#### [PROMPT]
Show each line of the data below that has the string "Telco" in it.

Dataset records

-----

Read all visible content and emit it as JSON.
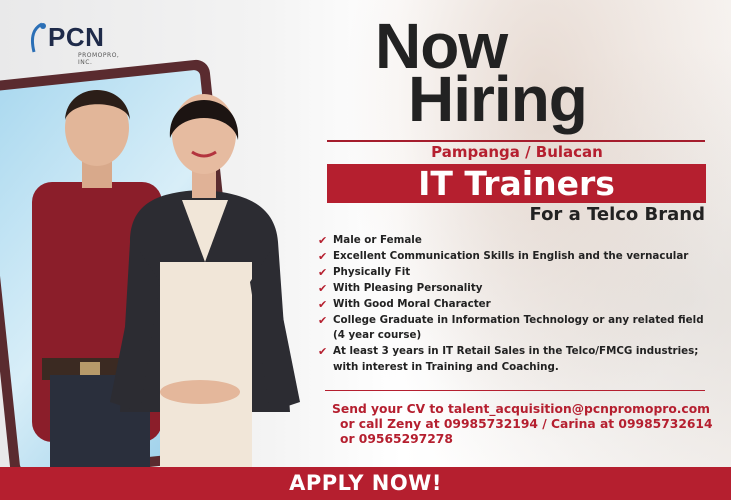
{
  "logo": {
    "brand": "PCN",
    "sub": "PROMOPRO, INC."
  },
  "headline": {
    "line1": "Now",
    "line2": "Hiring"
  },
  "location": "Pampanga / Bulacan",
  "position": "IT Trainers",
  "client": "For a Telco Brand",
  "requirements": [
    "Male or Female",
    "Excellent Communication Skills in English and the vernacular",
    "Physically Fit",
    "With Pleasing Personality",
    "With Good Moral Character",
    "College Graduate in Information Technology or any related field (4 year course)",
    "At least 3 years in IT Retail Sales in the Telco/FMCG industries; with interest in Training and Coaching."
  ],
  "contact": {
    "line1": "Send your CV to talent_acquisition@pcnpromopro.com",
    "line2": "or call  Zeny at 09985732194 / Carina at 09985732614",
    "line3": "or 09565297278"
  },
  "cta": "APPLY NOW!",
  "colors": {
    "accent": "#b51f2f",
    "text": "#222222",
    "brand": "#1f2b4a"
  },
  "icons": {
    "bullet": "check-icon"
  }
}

-----

#### [ANSWER FOR THE TASK]
  "client": "For a Telco Brand",
    "At least 3 years in IT Retail Sales in the Telco/FMCG industries; with interest in Training and Coaching."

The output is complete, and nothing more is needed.